* Supplied material *
========

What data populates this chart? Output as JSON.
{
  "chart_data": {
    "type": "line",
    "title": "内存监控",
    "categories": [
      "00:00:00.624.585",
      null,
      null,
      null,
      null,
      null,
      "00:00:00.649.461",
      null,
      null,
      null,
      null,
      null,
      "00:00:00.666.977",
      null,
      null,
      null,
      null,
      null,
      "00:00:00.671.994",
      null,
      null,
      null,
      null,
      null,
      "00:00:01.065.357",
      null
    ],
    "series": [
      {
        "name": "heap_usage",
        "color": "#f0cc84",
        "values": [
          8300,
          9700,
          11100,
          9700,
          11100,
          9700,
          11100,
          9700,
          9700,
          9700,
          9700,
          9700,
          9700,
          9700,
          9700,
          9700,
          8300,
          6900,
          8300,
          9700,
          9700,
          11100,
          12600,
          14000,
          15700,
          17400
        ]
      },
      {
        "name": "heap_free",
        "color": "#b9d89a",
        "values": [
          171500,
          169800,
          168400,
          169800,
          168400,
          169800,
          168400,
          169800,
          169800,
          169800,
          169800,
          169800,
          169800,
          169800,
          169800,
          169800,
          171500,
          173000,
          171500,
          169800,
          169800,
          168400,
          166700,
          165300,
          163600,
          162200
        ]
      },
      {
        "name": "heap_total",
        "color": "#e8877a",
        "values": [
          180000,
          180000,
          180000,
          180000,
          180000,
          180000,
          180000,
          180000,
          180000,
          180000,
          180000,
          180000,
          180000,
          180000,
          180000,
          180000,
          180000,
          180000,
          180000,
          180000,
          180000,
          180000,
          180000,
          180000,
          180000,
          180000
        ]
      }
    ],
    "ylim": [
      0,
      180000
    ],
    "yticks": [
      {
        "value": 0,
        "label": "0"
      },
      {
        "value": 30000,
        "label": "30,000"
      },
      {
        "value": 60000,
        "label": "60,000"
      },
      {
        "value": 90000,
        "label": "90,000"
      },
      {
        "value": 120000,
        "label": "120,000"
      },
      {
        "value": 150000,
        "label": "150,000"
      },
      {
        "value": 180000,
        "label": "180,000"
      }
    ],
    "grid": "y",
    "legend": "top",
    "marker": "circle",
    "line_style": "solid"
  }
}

========

* Request *
Please reproduce the entire listing, exactly as shown.

* Exercise output *
What data populates this chart? Output as JSON.
{
  "chart_data": {
    "type": "line",
    "title": "内存监控",
    "categories": [
      "00:00:00.624.585",
      null,
      null,
      null,
      null,
      null,
      "00:00:00.649.461",
      null,
      null,
      null,
      null,
      null,
      "00:00:00.666.977",
      null,
      null,
      null,
      null,
      null,
      "00:00:00.671.994",
      null,
      null,
      null,
      null,
      null,
      "00:00:01.065.357",
      null
    ],
    "series": [
      {
        "name": "heap_usage",
        "color": "#f0cc84",
        "values": [
          8300,
          9700,
          11100,
          9700,
          11100,
          9700,
          11100,
          9700,
          9700,
          9700,
          9700,
          9700,
          9700,
          9700,
          9700,
          9700,
          8300,
          6900,
          8300,
          9700,
          9700,
          11100,
          12600,
          14000,
          15700,
          17400
        ]
      },
      {
        "name": "heap_free",
        "color": "#b9d89a",
        "values": [
          171500,
          169800,
          168400,
          169800,
          168400,
          169800,
          168400,
          169800,
          169800,
          169800,
          169800,
          169800,
          169800,
          169800,
          169800,
          169800,
          171500,
          173000,
          171500,
          169800,
          169800,
          168400,
          166700,
          165300,
          163600,
          162200
        ]
      },
      {
        "name": "heap_total",
        "color": "#e8877a",
        "values": [
          180000,
          180000,
          180000,
          180000,
          180000,
          180000,
          180000,
          180000,
          180000,
          180000,
          180000,
          180000,
          180000,
          180000,
          180000,
          180000,
          180000,
          180000,
          180000,
          180000,
          180000,
          180000,
          180000,
          180000,
          180000,
          180000
        ]
      }
    ],
    "ylim": [
      0,
      180000
    ],
    "yticks": [
      {
        "value": 0,
        "label": "0"
      },
      {
        "value": 30000,
        "label": "30,000"
      },
      {
        "value": 60000,
        "label": "60,000"
      },
      {
        "value": 90000,
        "label": "90,000"
      },
      {
        "value": 120000,
        "label": "120,000"
      },
      {
        "value": 150000,
        "label": "150,000"
      },
      {
        "value": 180000,
        "label": "180,000"
      }
    ],
    "grid": "y",
    "legend": "top",
    "marker": "circle",
    "line_style": "solid"
  }
}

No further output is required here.